* EXERCISE INSTRUCTIONS
Separate out the lines that hold "title".

* EXERCISE INPUT
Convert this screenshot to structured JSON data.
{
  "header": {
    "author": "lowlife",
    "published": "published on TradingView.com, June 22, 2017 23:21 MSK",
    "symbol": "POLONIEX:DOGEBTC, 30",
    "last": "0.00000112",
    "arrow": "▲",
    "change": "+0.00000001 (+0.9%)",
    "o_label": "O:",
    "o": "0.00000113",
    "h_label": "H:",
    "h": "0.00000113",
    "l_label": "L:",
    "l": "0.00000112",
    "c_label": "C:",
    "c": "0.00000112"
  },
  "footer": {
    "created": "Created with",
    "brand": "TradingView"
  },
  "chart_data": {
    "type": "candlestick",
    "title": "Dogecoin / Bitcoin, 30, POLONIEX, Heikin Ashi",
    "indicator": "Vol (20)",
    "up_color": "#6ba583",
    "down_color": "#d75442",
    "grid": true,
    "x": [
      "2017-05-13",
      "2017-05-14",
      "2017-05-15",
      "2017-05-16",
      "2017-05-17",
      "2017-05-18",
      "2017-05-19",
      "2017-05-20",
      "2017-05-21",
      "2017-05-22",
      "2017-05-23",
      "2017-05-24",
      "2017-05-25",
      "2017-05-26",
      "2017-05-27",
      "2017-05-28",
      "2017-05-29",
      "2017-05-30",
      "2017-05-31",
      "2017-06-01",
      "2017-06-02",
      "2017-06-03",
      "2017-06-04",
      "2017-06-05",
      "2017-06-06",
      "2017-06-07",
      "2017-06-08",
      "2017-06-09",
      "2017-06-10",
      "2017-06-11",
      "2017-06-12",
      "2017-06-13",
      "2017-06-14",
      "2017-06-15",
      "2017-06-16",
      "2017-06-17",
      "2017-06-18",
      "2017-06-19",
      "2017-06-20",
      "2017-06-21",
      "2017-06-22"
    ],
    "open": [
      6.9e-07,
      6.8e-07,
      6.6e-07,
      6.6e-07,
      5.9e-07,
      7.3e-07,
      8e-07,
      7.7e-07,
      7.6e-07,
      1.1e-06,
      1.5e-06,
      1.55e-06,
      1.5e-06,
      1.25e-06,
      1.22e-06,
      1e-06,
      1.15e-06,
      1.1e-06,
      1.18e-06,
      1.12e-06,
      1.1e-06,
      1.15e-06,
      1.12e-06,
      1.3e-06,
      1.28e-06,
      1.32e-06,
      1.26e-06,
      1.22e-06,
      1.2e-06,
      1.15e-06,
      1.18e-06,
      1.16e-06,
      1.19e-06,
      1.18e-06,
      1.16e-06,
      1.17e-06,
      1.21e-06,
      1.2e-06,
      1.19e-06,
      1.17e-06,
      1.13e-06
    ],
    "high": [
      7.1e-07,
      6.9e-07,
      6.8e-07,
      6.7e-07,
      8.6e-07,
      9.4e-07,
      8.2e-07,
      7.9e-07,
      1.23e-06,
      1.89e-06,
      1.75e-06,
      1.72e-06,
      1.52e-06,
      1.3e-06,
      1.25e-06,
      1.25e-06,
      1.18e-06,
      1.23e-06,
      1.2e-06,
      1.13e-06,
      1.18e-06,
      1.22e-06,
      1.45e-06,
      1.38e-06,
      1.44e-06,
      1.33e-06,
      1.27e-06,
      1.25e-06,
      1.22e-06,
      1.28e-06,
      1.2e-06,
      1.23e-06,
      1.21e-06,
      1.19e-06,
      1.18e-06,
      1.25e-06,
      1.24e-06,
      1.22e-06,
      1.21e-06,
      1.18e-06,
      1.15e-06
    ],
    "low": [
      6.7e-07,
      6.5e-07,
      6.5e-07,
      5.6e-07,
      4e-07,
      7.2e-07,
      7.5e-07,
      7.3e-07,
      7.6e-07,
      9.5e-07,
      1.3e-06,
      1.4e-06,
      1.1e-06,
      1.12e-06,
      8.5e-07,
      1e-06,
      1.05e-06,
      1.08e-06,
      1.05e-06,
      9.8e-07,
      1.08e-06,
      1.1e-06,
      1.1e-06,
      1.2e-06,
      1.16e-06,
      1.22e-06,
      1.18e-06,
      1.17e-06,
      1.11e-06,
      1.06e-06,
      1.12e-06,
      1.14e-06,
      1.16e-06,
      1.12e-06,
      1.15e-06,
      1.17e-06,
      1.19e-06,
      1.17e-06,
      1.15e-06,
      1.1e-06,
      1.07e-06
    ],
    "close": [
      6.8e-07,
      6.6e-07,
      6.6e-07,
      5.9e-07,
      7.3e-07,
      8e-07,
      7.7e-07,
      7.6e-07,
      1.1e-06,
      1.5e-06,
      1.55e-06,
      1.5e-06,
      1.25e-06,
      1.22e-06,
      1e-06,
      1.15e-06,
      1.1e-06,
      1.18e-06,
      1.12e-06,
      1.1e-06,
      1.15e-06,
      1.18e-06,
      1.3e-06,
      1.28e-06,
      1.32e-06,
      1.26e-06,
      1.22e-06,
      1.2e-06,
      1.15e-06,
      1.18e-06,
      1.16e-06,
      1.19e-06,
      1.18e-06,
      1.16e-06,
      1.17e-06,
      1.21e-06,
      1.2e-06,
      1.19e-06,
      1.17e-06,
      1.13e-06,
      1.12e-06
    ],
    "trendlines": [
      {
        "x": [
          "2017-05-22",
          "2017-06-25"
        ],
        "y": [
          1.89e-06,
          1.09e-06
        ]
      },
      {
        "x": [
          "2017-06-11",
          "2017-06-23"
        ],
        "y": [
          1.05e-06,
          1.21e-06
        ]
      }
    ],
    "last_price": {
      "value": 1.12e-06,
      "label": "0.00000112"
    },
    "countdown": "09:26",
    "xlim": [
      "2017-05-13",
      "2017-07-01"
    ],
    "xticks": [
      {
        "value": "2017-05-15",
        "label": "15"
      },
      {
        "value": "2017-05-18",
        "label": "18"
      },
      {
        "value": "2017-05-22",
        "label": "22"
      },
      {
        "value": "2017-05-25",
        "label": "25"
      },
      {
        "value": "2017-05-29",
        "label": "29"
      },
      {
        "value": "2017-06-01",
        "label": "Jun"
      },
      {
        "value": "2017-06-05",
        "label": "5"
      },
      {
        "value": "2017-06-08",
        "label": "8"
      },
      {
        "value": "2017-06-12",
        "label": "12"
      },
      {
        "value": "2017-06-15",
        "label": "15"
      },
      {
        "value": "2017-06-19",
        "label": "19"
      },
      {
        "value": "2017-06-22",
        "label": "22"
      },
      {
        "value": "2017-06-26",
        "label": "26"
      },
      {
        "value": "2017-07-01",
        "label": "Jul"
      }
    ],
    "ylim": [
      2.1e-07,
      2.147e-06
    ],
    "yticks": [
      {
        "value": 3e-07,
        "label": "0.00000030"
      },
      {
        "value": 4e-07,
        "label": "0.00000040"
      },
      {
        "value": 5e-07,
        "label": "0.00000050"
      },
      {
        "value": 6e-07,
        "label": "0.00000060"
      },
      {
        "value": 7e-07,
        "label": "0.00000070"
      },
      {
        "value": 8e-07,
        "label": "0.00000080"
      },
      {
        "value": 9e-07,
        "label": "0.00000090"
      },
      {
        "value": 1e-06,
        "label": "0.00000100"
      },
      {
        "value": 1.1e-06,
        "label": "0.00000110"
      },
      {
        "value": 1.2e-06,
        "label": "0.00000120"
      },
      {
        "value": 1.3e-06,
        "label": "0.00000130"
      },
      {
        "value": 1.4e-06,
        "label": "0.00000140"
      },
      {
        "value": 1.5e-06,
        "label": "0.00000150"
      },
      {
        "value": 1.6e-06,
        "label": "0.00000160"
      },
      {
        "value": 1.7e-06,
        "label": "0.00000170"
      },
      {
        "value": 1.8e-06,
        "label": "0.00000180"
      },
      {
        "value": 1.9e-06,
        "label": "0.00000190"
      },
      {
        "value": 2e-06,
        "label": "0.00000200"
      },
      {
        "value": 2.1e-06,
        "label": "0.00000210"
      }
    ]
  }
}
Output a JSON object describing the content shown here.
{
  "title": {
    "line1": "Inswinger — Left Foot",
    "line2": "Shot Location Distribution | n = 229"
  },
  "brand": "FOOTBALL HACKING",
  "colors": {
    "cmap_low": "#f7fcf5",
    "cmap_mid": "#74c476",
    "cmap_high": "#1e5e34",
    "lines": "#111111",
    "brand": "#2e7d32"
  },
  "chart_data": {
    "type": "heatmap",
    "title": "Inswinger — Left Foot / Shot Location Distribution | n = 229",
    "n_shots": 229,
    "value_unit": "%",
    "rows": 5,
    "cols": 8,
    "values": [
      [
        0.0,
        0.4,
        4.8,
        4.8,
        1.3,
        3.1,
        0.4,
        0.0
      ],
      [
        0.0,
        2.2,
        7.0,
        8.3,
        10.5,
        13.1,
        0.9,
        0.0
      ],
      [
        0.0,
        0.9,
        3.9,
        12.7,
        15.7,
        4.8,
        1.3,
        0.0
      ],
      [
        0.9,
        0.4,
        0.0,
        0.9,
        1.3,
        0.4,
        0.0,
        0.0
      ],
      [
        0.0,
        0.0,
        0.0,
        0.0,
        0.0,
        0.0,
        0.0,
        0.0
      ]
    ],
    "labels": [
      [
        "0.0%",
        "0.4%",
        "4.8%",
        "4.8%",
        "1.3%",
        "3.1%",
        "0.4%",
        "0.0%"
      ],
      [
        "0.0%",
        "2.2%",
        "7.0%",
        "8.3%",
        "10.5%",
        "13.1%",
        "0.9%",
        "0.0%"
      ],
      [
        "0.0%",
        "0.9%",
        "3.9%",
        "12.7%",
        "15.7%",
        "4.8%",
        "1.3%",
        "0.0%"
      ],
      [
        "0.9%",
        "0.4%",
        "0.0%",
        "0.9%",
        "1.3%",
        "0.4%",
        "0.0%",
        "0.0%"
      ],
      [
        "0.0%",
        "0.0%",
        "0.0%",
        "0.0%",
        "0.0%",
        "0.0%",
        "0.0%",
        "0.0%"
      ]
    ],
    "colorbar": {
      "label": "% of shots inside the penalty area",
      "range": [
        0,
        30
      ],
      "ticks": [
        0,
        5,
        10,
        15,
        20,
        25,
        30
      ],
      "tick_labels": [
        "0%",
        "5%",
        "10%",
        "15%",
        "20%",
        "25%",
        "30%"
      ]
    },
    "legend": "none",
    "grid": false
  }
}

* CORRECT RESULT
    "title": "Dogecoin / Bitcoin, 30, POLONIEX, Heikin Ashi",
  "title": {
    "title": "Inswinger — Left Foot / Shot Location Distribution | n = 229",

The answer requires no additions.